Records from a data collection
▼
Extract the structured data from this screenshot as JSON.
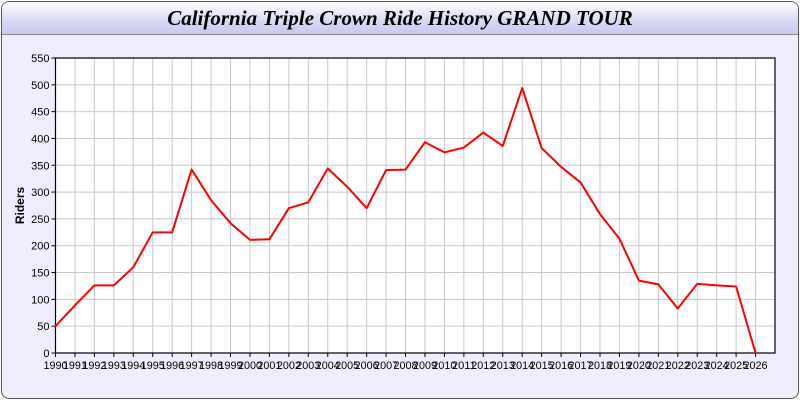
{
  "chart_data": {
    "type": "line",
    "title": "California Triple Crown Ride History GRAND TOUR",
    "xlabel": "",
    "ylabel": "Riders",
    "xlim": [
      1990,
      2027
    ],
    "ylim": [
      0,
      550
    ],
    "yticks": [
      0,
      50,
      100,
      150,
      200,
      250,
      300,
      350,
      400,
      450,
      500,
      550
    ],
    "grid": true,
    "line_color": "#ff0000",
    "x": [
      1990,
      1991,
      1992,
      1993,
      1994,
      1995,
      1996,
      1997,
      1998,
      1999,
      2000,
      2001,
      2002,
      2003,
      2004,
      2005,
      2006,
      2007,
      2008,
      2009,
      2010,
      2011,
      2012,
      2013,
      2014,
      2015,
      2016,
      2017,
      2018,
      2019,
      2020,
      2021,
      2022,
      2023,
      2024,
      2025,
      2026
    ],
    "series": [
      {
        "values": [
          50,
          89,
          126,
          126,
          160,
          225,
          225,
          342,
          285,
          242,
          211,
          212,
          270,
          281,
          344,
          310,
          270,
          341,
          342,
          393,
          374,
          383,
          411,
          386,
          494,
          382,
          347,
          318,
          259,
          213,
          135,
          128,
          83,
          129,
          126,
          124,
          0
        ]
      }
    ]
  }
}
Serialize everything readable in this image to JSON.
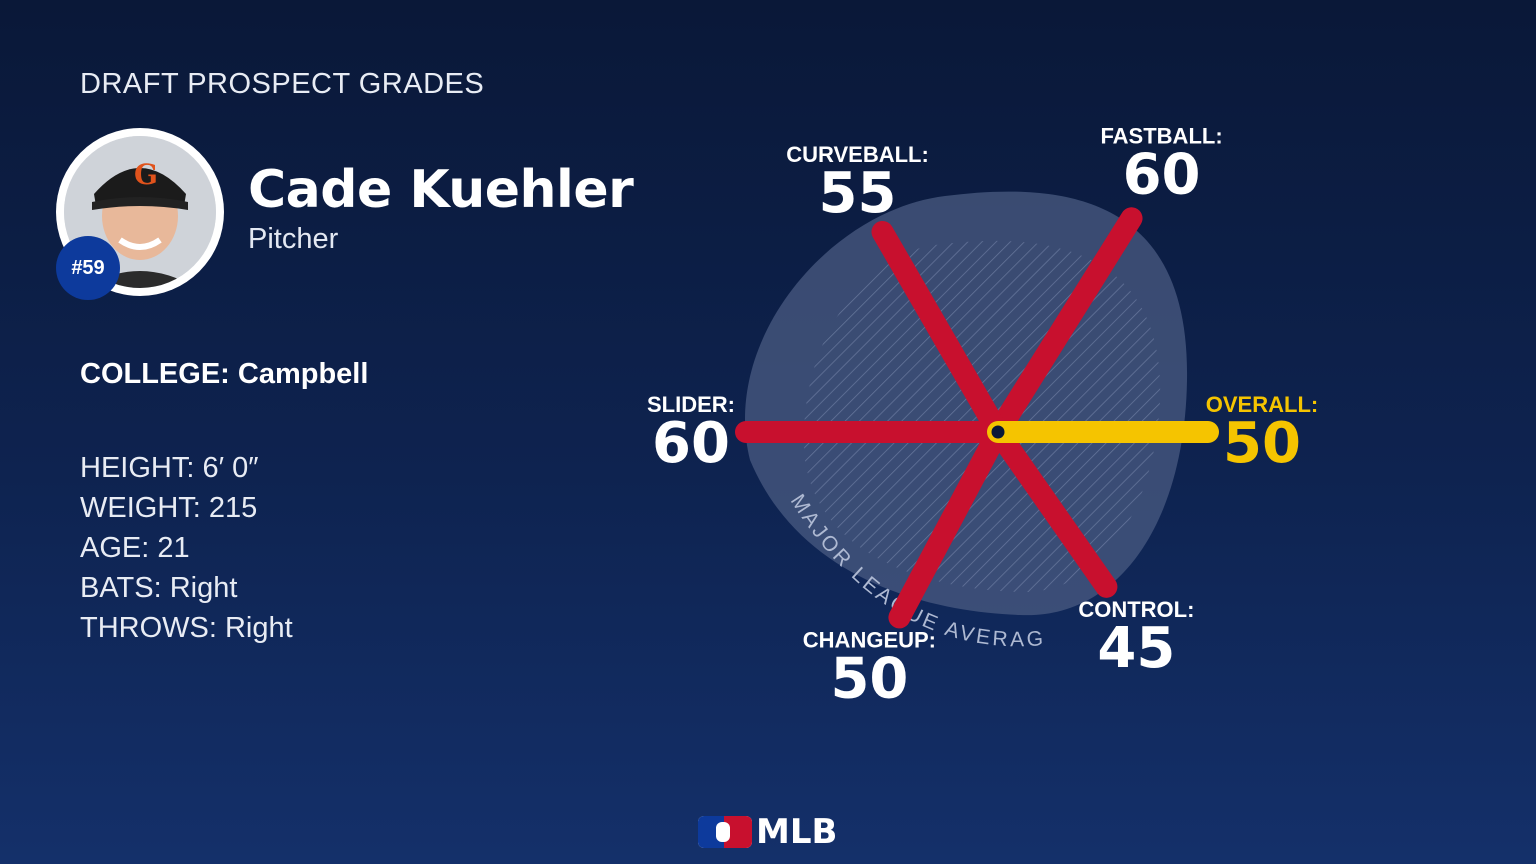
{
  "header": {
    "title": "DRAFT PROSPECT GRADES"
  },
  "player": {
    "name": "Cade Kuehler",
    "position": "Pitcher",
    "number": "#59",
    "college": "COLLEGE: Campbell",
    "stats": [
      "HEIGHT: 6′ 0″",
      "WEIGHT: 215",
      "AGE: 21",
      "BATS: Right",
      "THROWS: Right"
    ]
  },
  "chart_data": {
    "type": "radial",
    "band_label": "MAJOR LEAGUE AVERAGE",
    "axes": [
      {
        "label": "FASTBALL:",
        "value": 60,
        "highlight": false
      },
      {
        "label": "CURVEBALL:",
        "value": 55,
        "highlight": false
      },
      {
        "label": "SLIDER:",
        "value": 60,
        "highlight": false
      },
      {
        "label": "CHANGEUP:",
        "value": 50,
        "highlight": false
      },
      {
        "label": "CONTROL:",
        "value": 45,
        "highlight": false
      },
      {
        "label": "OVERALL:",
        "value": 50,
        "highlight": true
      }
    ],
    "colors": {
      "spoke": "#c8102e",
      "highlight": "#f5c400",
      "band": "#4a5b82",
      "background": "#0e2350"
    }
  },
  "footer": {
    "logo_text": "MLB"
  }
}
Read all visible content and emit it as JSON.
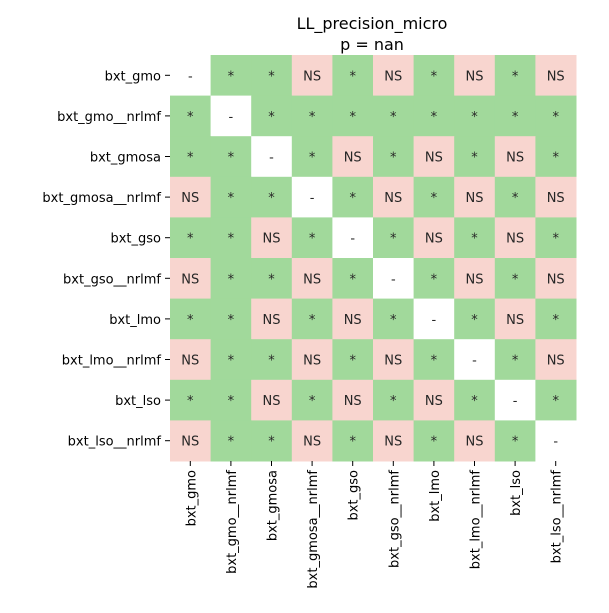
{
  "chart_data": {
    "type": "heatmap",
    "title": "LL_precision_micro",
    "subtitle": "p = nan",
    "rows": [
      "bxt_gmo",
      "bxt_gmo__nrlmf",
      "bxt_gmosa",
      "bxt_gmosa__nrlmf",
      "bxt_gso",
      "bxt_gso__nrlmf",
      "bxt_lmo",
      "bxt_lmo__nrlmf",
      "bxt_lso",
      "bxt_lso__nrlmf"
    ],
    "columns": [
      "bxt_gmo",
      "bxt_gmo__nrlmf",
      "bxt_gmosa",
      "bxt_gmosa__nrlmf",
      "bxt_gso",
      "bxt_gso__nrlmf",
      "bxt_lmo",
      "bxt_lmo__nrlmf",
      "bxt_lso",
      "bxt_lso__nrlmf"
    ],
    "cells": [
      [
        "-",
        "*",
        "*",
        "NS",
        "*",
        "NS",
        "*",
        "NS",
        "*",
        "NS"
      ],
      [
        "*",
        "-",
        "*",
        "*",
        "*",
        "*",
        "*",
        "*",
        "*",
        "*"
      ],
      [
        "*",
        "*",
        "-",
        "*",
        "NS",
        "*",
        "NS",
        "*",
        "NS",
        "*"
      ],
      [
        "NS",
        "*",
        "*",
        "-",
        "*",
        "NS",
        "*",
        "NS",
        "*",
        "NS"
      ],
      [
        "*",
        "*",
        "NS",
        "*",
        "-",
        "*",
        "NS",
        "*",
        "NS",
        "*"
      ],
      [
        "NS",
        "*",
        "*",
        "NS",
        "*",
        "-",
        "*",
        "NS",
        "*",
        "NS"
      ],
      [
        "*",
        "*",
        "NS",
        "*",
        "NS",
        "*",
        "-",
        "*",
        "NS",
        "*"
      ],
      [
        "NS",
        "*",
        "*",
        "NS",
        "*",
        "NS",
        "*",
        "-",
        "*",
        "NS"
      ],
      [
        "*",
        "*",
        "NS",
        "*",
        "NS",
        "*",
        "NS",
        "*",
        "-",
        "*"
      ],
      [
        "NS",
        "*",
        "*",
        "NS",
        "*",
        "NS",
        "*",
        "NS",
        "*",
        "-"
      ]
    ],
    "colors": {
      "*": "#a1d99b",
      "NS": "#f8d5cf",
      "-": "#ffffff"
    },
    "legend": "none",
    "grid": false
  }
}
▲
Copy each line that contains the word "this".

- [Correct result]:
Extract the structured data from this screenshot as JSON.
Serialize everything readable in this image to JSON.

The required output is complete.